▶
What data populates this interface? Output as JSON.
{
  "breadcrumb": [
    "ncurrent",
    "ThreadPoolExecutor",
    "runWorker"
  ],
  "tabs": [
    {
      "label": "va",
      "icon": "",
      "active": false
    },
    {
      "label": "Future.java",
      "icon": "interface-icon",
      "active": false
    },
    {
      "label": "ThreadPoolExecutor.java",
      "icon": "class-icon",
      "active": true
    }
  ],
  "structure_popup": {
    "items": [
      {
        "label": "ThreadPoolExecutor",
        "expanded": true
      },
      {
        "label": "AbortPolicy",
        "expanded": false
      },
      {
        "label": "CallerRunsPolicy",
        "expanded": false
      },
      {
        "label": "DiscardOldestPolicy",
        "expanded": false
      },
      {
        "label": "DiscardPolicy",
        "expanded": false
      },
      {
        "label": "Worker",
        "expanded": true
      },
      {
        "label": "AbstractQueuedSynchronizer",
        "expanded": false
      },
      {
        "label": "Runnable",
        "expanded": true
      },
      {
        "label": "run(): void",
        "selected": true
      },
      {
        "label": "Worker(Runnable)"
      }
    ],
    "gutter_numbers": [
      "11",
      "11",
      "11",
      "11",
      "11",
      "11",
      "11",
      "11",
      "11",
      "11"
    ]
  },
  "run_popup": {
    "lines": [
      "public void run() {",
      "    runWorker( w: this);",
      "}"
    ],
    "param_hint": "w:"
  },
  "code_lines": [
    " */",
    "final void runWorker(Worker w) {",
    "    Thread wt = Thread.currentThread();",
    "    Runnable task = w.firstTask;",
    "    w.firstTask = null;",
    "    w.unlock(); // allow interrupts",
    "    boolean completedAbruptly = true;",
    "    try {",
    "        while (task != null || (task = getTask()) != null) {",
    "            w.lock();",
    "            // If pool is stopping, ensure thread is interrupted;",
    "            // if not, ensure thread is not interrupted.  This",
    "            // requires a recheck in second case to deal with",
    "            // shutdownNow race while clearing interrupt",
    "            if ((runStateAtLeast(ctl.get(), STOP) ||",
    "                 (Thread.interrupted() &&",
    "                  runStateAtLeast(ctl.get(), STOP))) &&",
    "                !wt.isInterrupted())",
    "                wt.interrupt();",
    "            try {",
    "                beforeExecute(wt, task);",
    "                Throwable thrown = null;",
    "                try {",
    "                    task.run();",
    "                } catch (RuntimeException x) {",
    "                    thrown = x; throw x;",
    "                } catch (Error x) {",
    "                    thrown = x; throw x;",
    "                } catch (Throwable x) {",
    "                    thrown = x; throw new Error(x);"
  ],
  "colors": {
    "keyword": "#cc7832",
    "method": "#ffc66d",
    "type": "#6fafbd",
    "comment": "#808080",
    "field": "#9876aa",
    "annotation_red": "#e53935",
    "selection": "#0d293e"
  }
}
◀
» Exercise prompt:
All of the entries must be written out exactly as they stand.

» Worked answer:
What data populates this interface? Output as JSON.
{
  "breadcrumb": [
    "ncurrent",
    "ThreadPoolExecutor",
    "runWorker"
  ],
  "tabs": [
    {
      "label": "va",
      "icon": "",
      "active": false
    },
    {
      "label": "Future.java",
      "icon": "interface-icon",
      "active": false
    },
    {
      "label": "ThreadPoolExecutor.java",
      "icon": "class-icon",
      "active": true
    }
  ],
  "structure_popup": {
    "items": [
      {
        "label": "ThreadPoolExecutor",
        "expanded": true
      },
      {
        "label": "AbortPolicy",
        "expanded": false
      },
      {
        "label": "CallerRunsPolicy",
        "expanded": false
      },
      {
        "label": "DiscardOldestPolicy",
        "expanded": false
      },
      {
        "label": "DiscardPolicy",
        "expanded": false
      },
      {
        "label": "Worker",
        "expanded": true
      },
      {
        "label": "AbstractQueuedSynchronizer",
        "expanded": false
      },
      {
        "label": "Runnable",
        "expanded": true
      },
      {
        "label": "run(): void",
        "selected": true
      },
      {
        "label": "Worker(Runnable)"
      }
    ],
    "gutter_numbers": [
      "11",
      "11",
      "11",
      "11",
      "11",
      "11",
      "11",
      "11",
      "11",
      "11"
    ]
  },
  "run_popup": {
    "lines": [
      "public void run() {",
      "    runWorker( w: this);",
      "}"
    ],
    "param_hint": "w:"
  },
  "code_lines": [
    " */",
    "final void runWorker(Worker w) {",
    "    Thread wt = Thread.currentThread();",
    "    Runnable task = w.firstTask;",
    "    w.firstTask = null;",
    "    w.unlock(); // allow interrupts",
    "    boolean completedAbruptly = true;",
    "    try {",
    "        while (task != null || (task = getTask()) != null) {",
    "            w.lock();",
    "            // If pool is stopping, ensure thread is interrupted;",
    "            // if not, ensure thread is not interrupted.  This",
    "            // requires a recheck in second case to deal with",
    "            // shutdownNow race while clearing interrupt",
    "            if ((runStateAtLeast(ctl.get(), STOP) ||",
    "                 (Thread.interrupted() &&",
    "                  runStateAtLeast(ctl.get(), STOP))) &&",
    "                !wt.isInterrupted())",
    "                wt.interrupt();",
    "            try {",
    "                beforeExecute(wt, task);",
    "                Throwable thrown = null;",
    "                try {",
    "                    task.run();",
    "                } catch (RuntimeException x) {",
    "                    thrown = x; throw x;",
    "                } catch (Error x) {",
    "                    thrown = x; throw x;",
    "                } catch (Throwable x) {",
    "                    thrown = x; throw new Error(x);"
  ],
  "colors": {
    "keyword": "#cc7832",
    "method": "#ffc66d",
    "type": "#6fafbd",
    "comment": "#808080",
    "field": "#9876aa",
    "annotation_red": "#e53935",
    "selection": "#0d293e"
  }
}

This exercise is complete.